• **AIM**: In the records below, find each line containing the word "stats" and copy it.
_____
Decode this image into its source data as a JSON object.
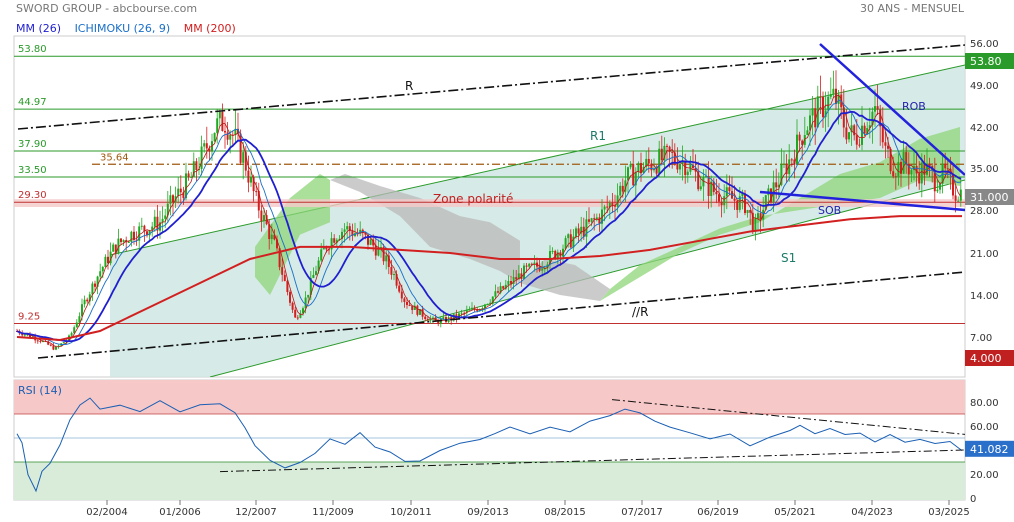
{
  "header": {
    "source": "SWORD GROUP - abcbourse.com",
    "period": "30 ANS - MENSUEL"
  },
  "legend": {
    "items": [
      {
        "label": "MM (26)",
        "color": "#1f1fd0"
      },
      {
        "label": "ICHIMOKU (26, 9)",
        "color": "#1a6fc9"
      },
      {
        "label": "MM (200)",
        "color": "#d22020"
      }
    ]
  },
  "chart_data": [
    {
      "type": "candlestick",
      "x_ticks": [
        "02/2004",
        "01/2006",
        "12/2007",
        "11/2009",
        "10/2011",
        "09/2013",
        "08/2015",
        "07/2017",
        "06/2019",
        "05/2021",
        "04/2023",
        "03/2025"
      ],
      "y_ticks": [
        "56.00",
        "49.00",
        "42.00",
        "35.00",
        "28.00",
        "21.00",
        "14.00",
        "7.00"
      ],
      "levels": [
        {
          "value": 53.8,
          "label": "53.80",
          "color": "#2a9a2a",
          "style": "solid"
        },
        {
          "value": 44.97,
          "label": "44.97",
          "color": "#2a9a2a",
          "style": "solid"
        },
        {
          "value": 37.9,
          "label": "37.90",
          "color": "#2a9a2a",
          "style": "solid"
        },
        {
          "value": 35.64,
          "label": "35.64",
          "color": "#a05a10",
          "style": "dashdot"
        },
        {
          "value": 33.5,
          "label": "33.50",
          "color": "#2a9a2a",
          "style": "solid"
        },
        {
          "value": 29.3,
          "label": "29.30",
          "color": "#c03030",
          "style": "solid"
        },
        {
          "value": 9.25,
          "label": "9.25",
          "color": "#c03030",
          "style": "solid"
        }
      ],
      "price_badges": [
        {
          "value": "53.80",
          "color": "#2a9a2a"
        },
        {
          "value": "31.000",
          "color": "#888888"
        },
        {
          "value": "4.000",
          "color": "#c02020"
        }
      ],
      "annotations": [
        "R",
        "R1",
        "ROB",
        "Zone polarité",
        "SOB",
        "S1",
        "//R"
      ],
      "series": [
        {
          "name": "MM (26)",
          "color": "#1f1fd0"
        },
        {
          "name": "ICHIMOKU (26, 9)",
          "color": "#1a6fc9"
        },
        {
          "name": "MM (200)",
          "color": "#d22020"
        }
      ]
    },
    {
      "type": "line",
      "title": "RSI (14)",
      "y_ticks": [
        "80.00",
        "60.00",
        "40.00",
        "20.00",
        "0"
      ],
      "ylim": [
        0,
        100
      ],
      "bands": [
        {
          "from": 70,
          "to": 100,
          "color": "#f7c8c8"
        },
        {
          "from": 0,
          "to": 30,
          "color": "#d9ecd9"
        }
      ],
      "last_value": "41.082"
    }
  ]
}
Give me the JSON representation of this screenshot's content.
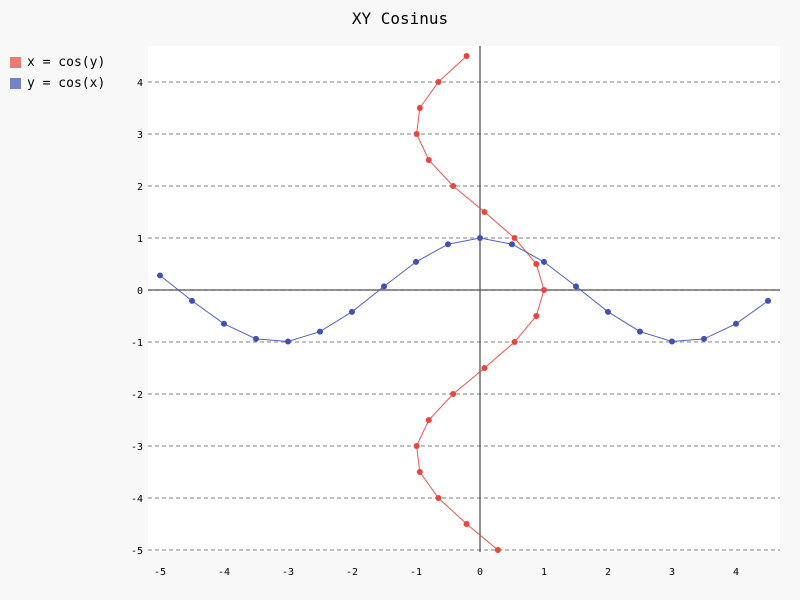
{
  "chart_data": {
    "type": "line",
    "title": "XY Cosinus",
    "xlabel": "",
    "ylabel": "",
    "xlim": [
      -5,
      4.5
    ],
    "ylim": [
      -5,
      4.7
    ],
    "x_ticks": [
      -5,
      -4,
      -3,
      -2,
      -1,
      0,
      1,
      2,
      3,
      4
    ],
    "y_ticks": [
      -5,
      -4,
      -3,
      -2,
      -1,
      0,
      1,
      2,
      3,
      4
    ],
    "grid": "horizontal-dashed",
    "legend_position": "top-left",
    "series": [
      {
        "name": "x = cos(y)",
        "color": "#e8453c",
        "points": [
          [
            0.28,
            -5.0
          ],
          [
            -0.21,
            -4.5
          ],
          [
            -0.65,
            -4.0
          ],
          [
            -0.94,
            -3.5
          ],
          [
            -0.99,
            -3.0
          ],
          [
            -0.8,
            -2.5
          ],
          [
            -0.42,
            -2.0
          ],
          [
            0.07,
            -1.5
          ],
          [
            0.54,
            -1.0
          ],
          [
            0.88,
            -0.5
          ],
          [
            1.0,
            0.0
          ],
          [
            0.88,
            0.5
          ],
          [
            0.54,
            1.0
          ],
          [
            0.07,
            1.5
          ],
          [
            -0.42,
            2.0
          ],
          [
            -0.8,
            2.5
          ],
          [
            -0.99,
            3.0
          ],
          [
            -0.94,
            3.5
          ],
          [
            -0.65,
            4.0
          ],
          [
            -0.21,
            4.5
          ]
        ]
      },
      {
        "name": "y = cos(x)",
        "color": "#3f51b5",
        "points": [
          [
            -5.0,
            0.28
          ],
          [
            -4.5,
            -0.21
          ],
          [
            -4.0,
            -0.65
          ],
          [
            -3.5,
            -0.94
          ],
          [
            -3.0,
            -0.99
          ],
          [
            -2.5,
            -0.8
          ],
          [
            -2.0,
            -0.42
          ],
          [
            -1.5,
            0.07
          ],
          [
            -1.0,
            0.54
          ],
          [
            -0.5,
            0.88
          ],
          [
            0.0,
            1.0
          ],
          [
            0.5,
            0.88
          ],
          [
            1.0,
            0.54
          ],
          [
            1.5,
            0.07
          ],
          [
            2.0,
            -0.42
          ],
          [
            2.5,
            -0.8
          ],
          [
            3.0,
            -0.99
          ],
          [
            3.5,
            -0.94
          ],
          [
            4.0,
            -0.65
          ],
          [
            4.5,
            -0.21
          ]
        ]
      }
    ]
  }
}
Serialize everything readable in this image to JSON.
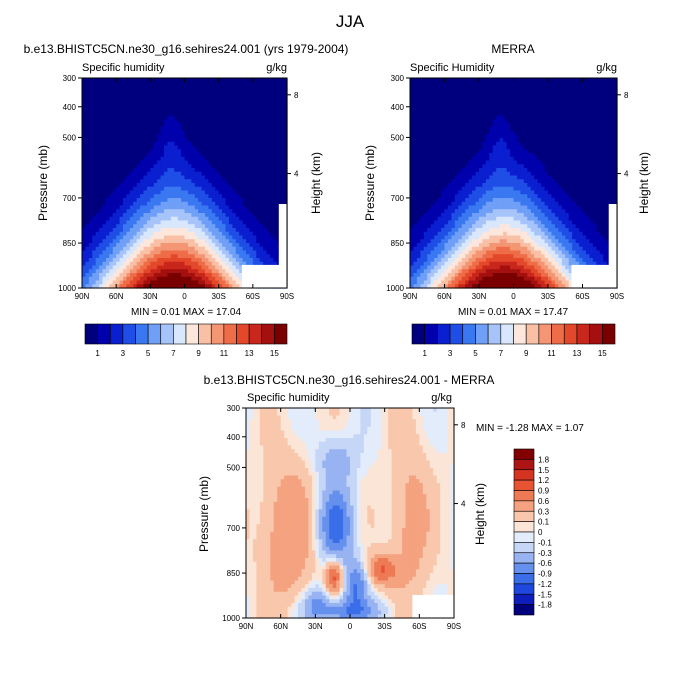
{
  "figure": {
    "title": "JJA"
  },
  "palette": {
    "full": [
      "#00007f",
      "#0000ad",
      "#0a1fcf",
      "#1e4ee6",
      "#3a78f2",
      "#6f9ff7",
      "#a7c4fa",
      "#d9e7fc",
      "#fde7dc",
      "#f9c0a5",
      "#f49674",
      "#ef6c48",
      "#e4482a",
      "#c9271b",
      "#a3100f",
      "#7a0000"
    ],
    "diff": [
      "#00007f",
      "#0d1ebd",
      "#1e48dd",
      "#3a6ee8",
      "#6690ee",
      "#98b3f2",
      "#c6d6f7",
      "#e3ecfb",
      "#fbe5d6",
      "#f8c7ac",
      "#f4a27f",
      "#ee7a55",
      "#e65434",
      "#d43420",
      "#ad1515",
      "#820000"
    ]
  },
  "charts": [
    {
      "id": "model",
      "title": "b.e13.BHISTC5CN.ne30_g16.sehires24.001 (yrs 1979-2004)",
      "left_label": "Specific humidity",
      "right_label": "g/kg",
      "stats": "MIN =  0.01  MAX =  17.04",
      "chart_data": {
        "type": "heatmap",
        "field": "specific humidity",
        "units": "g/kg",
        "min": 0.01,
        "max": 17.04,
        "xlabel": "",
        "ylabel": "Pressure (mb)",
        "y2label": "Height (km)",
        "x_ticks": [
          "90N",
          "60N",
          "30N",
          "0",
          "30S",
          "60S",
          "90S"
        ],
        "y_ticks": [
          "300",
          "400",
          "500",
          "700",
          "850",
          "1000"
        ],
        "y2_ticks": [
          "8",
          "4"
        ],
        "colorbar_labels": [
          "1",
          "3",
          "5",
          "7",
          "9",
          "11",
          "13",
          "15"
        ]
      }
    },
    {
      "id": "obs",
      "title": "MERRA",
      "left_label": "Specific Humidity",
      "right_label": "g/kg",
      "stats": "MIN =  0.01  MAX =  17.47",
      "chart_data": {
        "type": "heatmap",
        "field": "specific humidity",
        "units": "g/kg",
        "min": 0.01,
        "max": 17.47,
        "xlabel": "",
        "ylabel": "Pressure (mb)",
        "y2label": "Height (km)",
        "x_ticks": [
          "90N",
          "60N",
          "30N",
          "0",
          "30S",
          "60S",
          "90S"
        ],
        "y_ticks": [
          "300",
          "400",
          "500",
          "700",
          "850",
          "1000"
        ],
        "y2_ticks": [
          "8",
          "4"
        ],
        "colorbar_labels": [
          "1",
          "3",
          "5",
          "7",
          "9",
          "11",
          "13",
          "15"
        ]
      }
    },
    {
      "id": "diff",
      "title": "b.e13.BHISTC5CN.ne30_g16.sehires24.001 - MERRA",
      "left_label": "Specific humidity",
      "right_label": "g/kg",
      "stats": "MIN =  -1.28  MAX =   1.07",
      "chart_data": {
        "type": "heatmap",
        "field": "specific humidity difference",
        "units": "g/kg",
        "min": -1.28,
        "max": 1.07,
        "xlabel": "",
        "ylabel": "Pressure (mb)",
        "y2label": "Height (km)",
        "x_ticks": [
          "90N",
          "60N",
          "30N",
          "0",
          "30S",
          "60S",
          "90S"
        ],
        "y_ticks": [
          "300",
          "400",
          "500",
          "700",
          "850",
          "1000"
        ],
        "y2_ticks": [
          "8",
          "4"
        ],
        "colorbar_labels": [
          "1.8",
          "1.5",
          "1.2",
          "0.9",
          "0.6",
          "0.3",
          "0.1",
          "0",
          "-0.1",
          "-0.3",
          "-0.6",
          "-0.9",
          "-1.2",
          "-1.5",
          "-1.8"
        ]
      }
    }
  ]
}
_____
• **FULL RESPONSE**:
      "stats": "MIN =  0.01  MAX =  17.04",
      "stats": "MIN =  0.01  MAX =  17.47",
      "stats": "MIN =  -1.28  MAX =   1.07",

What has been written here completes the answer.